Structured figure records
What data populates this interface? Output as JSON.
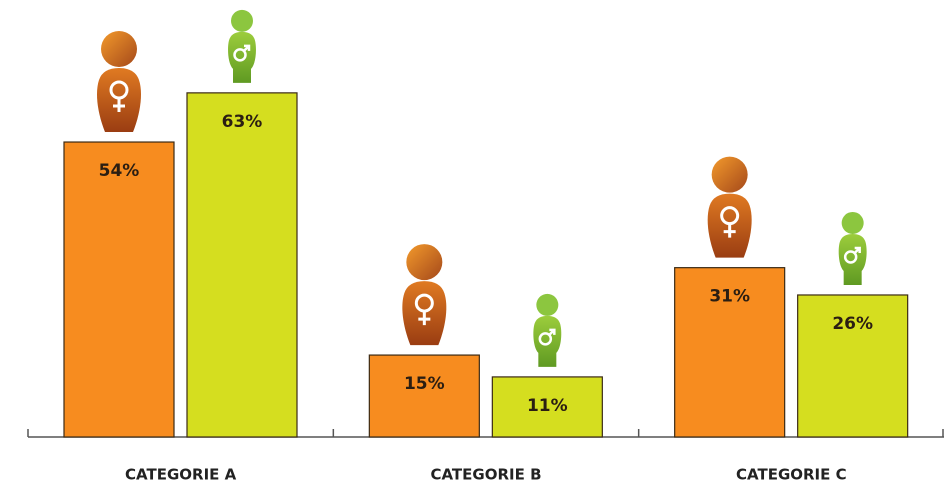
{
  "chart_data": {
    "type": "bar",
    "categories": [
      "CATEGORIE A",
      "CATEGORIE B",
      "CATEGORIE C"
    ],
    "series": [
      {
        "color": "#f78c1f",
        "values": [
          54,
          15,
          31
        ],
        "value_labels": [
          "54%",
          "15%",
          "31%"
        ]
      },
      {
        "color": "#d5de1f",
        "values": [
          63,
          11,
          26
        ],
        "value_labels": [
          "63%",
          "11%",
          "26%"
        ]
      }
    ],
    "ylim": [
      0,
      80
    ]
  }
}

--- Task objective ---
Repeat the data exactly, without the pictures.

--- Response ---
What data populates this interface? Output as JSON.
{
  "chart_data": {
    "type": "bar",
    "categories": [
      "CATEGORIE A",
      "CATEGORIE B",
      "CATEGORIE C"
    ],
    "series": [
      {
        "color": "#f78c1f",
        "values": [
          54,
          15,
          31
        ],
        "value_labels": [
          "54%",
          "15%",
          "31%"
        ]
      },
      {
        "color": "#d5de1f",
        "values": [
          63,
          11,
          26
        ],
        "value_labels": [
          "63%",
          "11%",
          "26%"
        ]
      }
    ],
    "ylim": [
      0,
      80
    ]
  }
}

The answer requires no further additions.